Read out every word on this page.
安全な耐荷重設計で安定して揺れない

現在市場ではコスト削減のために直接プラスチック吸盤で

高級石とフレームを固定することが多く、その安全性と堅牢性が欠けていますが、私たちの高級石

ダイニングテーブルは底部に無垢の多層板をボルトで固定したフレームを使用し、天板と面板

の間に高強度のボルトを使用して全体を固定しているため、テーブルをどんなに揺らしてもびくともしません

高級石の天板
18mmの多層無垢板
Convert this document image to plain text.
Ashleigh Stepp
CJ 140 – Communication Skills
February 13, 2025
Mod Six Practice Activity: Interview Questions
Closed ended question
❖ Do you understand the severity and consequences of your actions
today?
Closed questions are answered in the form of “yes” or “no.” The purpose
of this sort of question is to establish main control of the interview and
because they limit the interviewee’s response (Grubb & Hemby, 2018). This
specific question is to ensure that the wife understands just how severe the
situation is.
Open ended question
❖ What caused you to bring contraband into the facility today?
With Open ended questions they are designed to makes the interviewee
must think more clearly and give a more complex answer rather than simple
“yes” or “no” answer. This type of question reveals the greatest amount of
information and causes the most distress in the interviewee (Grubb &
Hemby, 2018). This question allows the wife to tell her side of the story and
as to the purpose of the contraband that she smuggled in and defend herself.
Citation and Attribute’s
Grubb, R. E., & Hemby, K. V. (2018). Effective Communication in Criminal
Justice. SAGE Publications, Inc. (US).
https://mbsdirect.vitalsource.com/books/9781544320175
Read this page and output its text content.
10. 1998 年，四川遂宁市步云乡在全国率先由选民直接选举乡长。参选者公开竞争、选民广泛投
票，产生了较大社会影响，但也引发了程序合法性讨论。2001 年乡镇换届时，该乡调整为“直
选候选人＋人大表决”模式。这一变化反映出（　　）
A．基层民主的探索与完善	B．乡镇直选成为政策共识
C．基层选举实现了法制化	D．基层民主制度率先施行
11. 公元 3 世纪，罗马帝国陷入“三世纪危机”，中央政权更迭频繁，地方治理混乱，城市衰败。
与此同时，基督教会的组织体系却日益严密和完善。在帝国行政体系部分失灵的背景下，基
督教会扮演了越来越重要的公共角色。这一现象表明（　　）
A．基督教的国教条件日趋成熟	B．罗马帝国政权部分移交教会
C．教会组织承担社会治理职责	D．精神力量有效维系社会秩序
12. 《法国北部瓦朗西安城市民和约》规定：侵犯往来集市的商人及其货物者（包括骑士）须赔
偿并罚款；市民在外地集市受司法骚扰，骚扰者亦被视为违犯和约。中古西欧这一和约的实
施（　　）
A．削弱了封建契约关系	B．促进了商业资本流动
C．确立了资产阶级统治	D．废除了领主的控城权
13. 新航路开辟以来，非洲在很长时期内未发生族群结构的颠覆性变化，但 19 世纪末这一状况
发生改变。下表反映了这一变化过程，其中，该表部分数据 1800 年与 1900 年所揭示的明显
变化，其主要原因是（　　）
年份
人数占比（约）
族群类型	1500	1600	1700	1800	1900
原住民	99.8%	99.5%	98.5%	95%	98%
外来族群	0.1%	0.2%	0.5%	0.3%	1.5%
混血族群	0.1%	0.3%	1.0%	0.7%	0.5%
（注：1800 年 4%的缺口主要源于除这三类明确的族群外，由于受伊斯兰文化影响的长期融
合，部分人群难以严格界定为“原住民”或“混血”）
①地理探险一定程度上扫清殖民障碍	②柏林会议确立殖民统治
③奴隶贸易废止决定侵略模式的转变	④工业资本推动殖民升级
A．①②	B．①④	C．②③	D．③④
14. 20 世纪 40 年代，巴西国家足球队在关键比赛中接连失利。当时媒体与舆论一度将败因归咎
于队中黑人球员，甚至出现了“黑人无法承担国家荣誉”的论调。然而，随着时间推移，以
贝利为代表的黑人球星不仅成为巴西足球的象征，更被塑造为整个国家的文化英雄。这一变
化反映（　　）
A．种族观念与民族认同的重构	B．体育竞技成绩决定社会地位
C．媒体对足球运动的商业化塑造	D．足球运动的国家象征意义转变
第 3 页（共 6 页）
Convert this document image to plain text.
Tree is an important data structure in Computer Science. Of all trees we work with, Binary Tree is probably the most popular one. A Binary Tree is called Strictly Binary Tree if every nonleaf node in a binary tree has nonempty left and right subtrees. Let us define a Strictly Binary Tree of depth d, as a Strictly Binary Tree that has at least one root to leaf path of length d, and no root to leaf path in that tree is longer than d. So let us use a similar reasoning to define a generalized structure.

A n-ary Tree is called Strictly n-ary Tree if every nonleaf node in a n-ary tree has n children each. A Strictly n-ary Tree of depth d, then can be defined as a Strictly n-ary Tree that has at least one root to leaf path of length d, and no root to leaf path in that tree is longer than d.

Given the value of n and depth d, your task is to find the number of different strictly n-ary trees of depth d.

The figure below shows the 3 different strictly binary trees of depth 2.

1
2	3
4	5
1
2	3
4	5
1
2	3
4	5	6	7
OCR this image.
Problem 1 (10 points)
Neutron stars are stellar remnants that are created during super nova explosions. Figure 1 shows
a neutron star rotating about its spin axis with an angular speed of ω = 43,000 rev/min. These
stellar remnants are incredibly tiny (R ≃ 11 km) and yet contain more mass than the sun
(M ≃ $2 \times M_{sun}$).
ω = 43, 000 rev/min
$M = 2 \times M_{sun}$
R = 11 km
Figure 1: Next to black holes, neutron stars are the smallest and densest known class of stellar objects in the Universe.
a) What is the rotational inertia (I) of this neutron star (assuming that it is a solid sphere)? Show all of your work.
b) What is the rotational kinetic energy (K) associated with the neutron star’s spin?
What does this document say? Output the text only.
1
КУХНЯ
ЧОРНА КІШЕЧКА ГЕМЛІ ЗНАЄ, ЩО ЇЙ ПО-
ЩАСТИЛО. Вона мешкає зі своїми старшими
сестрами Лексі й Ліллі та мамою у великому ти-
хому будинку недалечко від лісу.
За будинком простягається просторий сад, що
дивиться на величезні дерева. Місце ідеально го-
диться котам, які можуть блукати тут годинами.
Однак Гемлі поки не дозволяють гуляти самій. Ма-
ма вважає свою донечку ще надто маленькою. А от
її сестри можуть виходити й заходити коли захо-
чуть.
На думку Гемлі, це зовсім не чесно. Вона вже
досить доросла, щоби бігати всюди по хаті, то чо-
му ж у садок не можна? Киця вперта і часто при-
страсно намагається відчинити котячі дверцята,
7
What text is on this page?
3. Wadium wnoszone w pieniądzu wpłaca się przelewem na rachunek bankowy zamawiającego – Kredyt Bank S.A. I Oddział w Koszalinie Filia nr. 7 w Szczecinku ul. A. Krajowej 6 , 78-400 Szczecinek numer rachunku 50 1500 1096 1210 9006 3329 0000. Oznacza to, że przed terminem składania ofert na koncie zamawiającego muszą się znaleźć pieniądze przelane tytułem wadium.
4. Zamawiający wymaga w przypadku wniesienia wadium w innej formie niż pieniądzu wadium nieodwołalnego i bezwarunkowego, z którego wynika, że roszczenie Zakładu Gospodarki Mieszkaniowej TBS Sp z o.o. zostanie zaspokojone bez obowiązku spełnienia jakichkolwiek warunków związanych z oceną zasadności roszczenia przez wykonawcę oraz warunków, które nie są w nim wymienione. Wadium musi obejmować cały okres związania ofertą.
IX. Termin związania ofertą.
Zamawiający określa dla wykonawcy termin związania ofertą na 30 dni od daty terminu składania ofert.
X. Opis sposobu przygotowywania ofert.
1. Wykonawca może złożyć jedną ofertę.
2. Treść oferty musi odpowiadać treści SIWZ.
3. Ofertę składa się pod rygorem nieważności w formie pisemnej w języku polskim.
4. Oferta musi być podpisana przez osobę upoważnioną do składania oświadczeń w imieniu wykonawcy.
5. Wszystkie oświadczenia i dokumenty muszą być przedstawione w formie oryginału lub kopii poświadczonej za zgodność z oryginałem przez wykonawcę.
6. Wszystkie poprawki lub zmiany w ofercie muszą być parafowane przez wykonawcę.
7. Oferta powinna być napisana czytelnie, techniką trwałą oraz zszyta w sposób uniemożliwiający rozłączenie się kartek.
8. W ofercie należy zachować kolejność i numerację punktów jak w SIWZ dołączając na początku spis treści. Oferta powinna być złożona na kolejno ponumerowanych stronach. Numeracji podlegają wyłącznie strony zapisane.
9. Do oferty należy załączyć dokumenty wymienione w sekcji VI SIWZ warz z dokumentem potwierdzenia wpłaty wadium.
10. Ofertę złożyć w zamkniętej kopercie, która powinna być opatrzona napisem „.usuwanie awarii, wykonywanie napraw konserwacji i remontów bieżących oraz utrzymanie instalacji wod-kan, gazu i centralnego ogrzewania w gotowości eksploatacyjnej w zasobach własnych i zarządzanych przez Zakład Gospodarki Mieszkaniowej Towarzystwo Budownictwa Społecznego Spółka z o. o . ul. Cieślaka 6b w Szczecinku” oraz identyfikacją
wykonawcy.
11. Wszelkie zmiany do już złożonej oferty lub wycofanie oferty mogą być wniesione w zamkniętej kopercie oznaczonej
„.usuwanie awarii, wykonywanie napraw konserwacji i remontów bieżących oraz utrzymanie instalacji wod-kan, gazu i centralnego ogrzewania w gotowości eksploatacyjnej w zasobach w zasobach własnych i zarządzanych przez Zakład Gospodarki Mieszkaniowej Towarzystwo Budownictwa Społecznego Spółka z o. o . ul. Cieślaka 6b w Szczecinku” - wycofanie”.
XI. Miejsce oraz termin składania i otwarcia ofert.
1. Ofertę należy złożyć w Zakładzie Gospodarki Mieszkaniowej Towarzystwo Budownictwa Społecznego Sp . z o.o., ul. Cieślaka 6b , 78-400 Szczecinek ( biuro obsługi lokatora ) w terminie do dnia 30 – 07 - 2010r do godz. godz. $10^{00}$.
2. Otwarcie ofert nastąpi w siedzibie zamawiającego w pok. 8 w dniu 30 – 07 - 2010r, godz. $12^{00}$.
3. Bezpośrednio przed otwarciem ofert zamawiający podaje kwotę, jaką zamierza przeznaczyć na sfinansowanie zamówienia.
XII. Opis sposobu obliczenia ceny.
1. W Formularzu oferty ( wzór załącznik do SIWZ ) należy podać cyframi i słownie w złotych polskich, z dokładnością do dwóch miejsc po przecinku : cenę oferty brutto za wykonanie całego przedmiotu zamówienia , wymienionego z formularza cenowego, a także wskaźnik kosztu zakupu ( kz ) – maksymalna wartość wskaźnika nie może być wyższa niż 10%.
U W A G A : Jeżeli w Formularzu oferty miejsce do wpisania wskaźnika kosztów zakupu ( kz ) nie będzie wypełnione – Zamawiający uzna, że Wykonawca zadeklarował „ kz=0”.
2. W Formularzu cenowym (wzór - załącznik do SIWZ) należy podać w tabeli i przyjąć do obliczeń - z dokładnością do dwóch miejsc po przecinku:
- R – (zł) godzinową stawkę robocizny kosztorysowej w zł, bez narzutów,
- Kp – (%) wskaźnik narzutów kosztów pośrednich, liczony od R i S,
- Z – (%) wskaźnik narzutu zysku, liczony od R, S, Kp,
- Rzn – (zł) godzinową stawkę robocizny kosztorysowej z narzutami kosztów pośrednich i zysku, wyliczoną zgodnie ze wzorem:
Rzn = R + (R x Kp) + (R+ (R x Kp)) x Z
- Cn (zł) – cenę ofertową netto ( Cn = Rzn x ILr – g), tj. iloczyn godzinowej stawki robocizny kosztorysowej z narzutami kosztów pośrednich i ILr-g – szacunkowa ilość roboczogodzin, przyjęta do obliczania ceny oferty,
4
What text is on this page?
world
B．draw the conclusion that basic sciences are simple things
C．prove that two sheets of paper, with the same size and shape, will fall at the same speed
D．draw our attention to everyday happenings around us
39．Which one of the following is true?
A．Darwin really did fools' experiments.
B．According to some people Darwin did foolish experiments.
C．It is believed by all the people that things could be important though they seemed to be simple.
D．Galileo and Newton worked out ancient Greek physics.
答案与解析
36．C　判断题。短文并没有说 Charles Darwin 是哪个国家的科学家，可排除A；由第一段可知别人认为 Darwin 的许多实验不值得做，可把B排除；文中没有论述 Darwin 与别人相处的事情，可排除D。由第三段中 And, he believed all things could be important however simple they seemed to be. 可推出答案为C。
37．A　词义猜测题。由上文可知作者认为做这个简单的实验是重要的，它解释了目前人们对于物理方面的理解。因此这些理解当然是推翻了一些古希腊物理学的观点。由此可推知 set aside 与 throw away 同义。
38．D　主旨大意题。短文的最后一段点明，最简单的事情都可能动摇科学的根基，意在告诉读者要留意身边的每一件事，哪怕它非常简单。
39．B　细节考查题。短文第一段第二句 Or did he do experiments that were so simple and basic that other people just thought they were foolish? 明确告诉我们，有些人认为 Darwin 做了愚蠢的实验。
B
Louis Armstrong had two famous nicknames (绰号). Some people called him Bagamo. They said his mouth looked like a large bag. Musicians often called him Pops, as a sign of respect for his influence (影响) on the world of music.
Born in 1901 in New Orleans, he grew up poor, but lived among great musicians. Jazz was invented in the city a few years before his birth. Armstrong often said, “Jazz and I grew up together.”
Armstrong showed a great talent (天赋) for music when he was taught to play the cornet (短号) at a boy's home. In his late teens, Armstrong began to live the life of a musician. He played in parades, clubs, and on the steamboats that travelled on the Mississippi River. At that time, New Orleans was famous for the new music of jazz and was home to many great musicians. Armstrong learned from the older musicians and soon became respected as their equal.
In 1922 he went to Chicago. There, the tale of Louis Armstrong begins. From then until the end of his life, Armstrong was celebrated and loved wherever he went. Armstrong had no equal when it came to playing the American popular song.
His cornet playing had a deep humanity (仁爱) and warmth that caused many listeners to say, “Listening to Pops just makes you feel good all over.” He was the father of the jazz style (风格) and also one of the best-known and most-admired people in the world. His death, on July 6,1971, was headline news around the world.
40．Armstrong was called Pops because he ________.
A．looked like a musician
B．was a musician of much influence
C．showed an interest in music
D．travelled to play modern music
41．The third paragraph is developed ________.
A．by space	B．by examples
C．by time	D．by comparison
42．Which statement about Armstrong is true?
════════════════════
Exercise instructions -
Show every line from the entries above in which "narzutami" appears.

Output for this exercise -
- Rzn – (zł) godzinową stawkę robocizny kosztorysowej z narzutami kosztów pośrednich i zysku, wyliczoną zgodnie ze wzorem:
- Cn (zł) – cenę ofertową netto ( Cn = Rzn x ILr – g), tj. iloczyn godzinowej stawki robocizny kosztorysowej z narzutami kosztów pośrednich i ILr-g – szacunkowa ilość roboczogodzin, przyjęta do obliczania ceny oferty,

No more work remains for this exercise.